SUPPLIED DATA:
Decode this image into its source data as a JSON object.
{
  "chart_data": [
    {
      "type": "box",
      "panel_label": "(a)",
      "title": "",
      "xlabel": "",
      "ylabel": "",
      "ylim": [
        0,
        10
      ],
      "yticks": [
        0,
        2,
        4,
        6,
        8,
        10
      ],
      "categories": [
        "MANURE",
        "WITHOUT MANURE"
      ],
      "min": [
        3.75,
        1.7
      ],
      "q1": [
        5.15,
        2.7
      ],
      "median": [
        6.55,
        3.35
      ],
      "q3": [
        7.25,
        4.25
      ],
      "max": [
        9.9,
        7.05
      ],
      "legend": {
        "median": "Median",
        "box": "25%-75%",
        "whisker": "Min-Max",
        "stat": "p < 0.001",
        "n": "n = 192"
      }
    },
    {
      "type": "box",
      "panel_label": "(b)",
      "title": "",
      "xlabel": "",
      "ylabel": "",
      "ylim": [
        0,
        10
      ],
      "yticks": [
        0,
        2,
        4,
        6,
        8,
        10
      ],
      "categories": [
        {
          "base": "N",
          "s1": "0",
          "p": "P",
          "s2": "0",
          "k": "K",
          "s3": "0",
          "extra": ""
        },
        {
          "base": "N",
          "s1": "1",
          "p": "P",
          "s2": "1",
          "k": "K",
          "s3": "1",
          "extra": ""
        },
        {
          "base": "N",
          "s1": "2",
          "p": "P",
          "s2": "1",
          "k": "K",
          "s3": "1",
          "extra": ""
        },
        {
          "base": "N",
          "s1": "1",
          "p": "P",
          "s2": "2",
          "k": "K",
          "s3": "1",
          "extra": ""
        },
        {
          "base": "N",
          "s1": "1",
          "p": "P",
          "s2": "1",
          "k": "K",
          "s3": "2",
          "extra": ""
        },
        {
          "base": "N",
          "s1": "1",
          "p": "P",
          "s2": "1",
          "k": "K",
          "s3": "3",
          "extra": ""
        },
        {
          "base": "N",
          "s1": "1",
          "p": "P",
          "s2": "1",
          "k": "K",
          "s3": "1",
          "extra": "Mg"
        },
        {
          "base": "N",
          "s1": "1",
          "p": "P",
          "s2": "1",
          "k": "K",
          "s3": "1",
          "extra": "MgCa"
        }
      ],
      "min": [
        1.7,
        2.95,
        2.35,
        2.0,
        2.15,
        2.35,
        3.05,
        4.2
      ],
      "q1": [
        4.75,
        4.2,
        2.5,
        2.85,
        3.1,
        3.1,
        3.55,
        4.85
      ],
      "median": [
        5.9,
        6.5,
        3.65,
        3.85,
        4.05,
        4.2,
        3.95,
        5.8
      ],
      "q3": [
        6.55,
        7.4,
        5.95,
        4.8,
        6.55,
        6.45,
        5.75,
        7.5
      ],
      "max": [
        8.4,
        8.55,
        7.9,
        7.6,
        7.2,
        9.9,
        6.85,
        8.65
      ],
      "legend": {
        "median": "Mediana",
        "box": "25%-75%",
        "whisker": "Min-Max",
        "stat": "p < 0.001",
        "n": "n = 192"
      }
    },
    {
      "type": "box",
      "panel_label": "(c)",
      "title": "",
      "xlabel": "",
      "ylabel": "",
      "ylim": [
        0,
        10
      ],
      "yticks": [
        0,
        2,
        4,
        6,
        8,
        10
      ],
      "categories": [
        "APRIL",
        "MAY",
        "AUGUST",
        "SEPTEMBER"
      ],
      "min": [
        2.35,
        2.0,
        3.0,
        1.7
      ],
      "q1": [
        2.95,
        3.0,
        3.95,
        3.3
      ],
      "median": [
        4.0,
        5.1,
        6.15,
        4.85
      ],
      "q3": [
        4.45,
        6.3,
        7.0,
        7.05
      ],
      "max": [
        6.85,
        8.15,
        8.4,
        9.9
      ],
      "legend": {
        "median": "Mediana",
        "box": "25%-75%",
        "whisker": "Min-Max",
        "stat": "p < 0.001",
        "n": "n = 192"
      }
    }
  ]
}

OBJECTIVE:
Take the entries above and transcribe them in full.

ANSWER BELOW:
Decode this image into its source data as a JSON object.
{
  "chart_data": [
    {
      "type": "box",
      "panel_label": "(a)",
      "title": "",
      "xlabel": "",
      "ylabel": "",
      "ylim": [
        0,
        10
      ],
      "yticks": [
        0,
        2,
        4,
        6,
        8,
        10
      ],
      "categories": [
        "MANURE",
        "WITHOUT MANURE"
      ],
      "min": [
        3.75,
        1.7
      ],
      "q1": [
        5.15,
        2.7
      ],
      "median": [
        6.55,
        3.35
      ],
      "q3": [
        7.25,
        4.25
      ],
      "max": [
        9.9,
        7.05
      ],
      "legend": {
        "median": "Median",
        "box": "25%-75%",
        "whisker": "Min-Max",
        "stat": "p < 0.001",
        "n": "n = 192"
      }
    },
    {
      "type": "box",
      "panel_label": "(b)",
      "title": "",
      "xlabel": "",
      "ylabel": "",
      "ylim": [
        0,
        10
      ],
      "yticks": [
        0,
        2,
        4,
        6,
        8,
        10
      ],
      "categories": [
        {
          "base": "N",
          "s1": "0",
          "p": "P",
          "s2": "0",
          "k": "K",
          "s3": "0",
          "extra": ""
        },
        {
          "base": "N",
          "s1": "1",
          "p": "P",
          "s2": "1",
          "k": "K",
          "s3": "1",
          "extra": ""
        },
        {
          "base": "N",
          "s1": "2",
          "p": "P",
          "s2": "1",
          "k": "K",
          "s3": "1",
          "extra": ""
        },
        {
          "base": "N",
          "s1": "1",
          "p": "P",
          "s2": "2",
          "k": "K",
          "s3": "1",
          "extra": ""
        },
        {
          "base": "N",
          "s1": "1",
          "p": "P",
          "s2": "1",
          "k": "K",
          "s3": "2",
          "extra": ""
        },
        {
          "base": "N",
          "s1": "1",
          "p": "P",
          "s2": "1",
          "k": "K",
          "s3": "3",
          "extra": ""
        },
        {
          "base": "N",
          "s1": "1",
          "p": "P",
          "s2": "1",
          "k": "K",
          "s3": "1",
          "extra": "Mg"
        },
        {
          "base": "N",
          "s1": "1",
          "p": "P",
          "s2": "1",
          "k": "K",
          "s3": "1",
          "extra": "MgCa"
        }
      ],
      "min": [
        1.7,
        2.95,
        2.35,
        2.0,
        2.15,
        2.35,
        3.05,
        4.2
      ],
      "q1": [
        4.75,
        4.2,
        2.5,
        2.85,
        3.1,
        3.1,
        3.55,
        4.85
      ],
      "median": [
        5.9,
        6.5,
        3.65,
        3.85,
        4.05,
        4.2,
        3.95,
        5.8
      ],
      "q3": [
        6.55,
        7.4,
        5.95,
        4.8,
        6.55,
        6.45,
        5.75,
        7.5
      ],
      "max": [
        8.4,
        8.55,
        7.9,
        7.6,
        7.2,
        9.9,
        6.85,
        8.65
      ],
      "legend": {
        "median": "Mediana",
        "box": "25%-75%",
        "whisker": "Min-Max",
        "stat": "p < 0.001",
        "n": "n = 192"
      }
    },
    {
      "type": "box",
      "panel_label": "(c)",
      "title": "",
      "xlabel": "",
      "ylabel": "",
      "ylim": [
        0,
        10
      ],
      "yticks": [
        0,
        2,
        4,
        6,
        8,
        10
      ],
      "categories": [
        "APRIL",
        "MAY",
        "AUGUST",
        "SEPTEMBER"
      ],
      "min": [
        2.35,
        2.0,
        3.0,
        1.7
      ],
      "q1": [
        2.95,
        3.0,
        3.95,
        3.3
      ],
      "median": [
        4.0,
        5.1,
        6.15,
        4.85
      ],
      "q3": [
        4.45,
        6.3,
        7.0,
        7.05
      ],
      "max": [
        6.85,
        8.15,
        8.4,
        9.9
      ],
      "legend": {
        "median": "Mediana",
        "box": "25%-75%",
        "whisker": "Min-Max",
        "stat": "p < 0.001",
        "n": "n = 192"
      }
    }
  ]
}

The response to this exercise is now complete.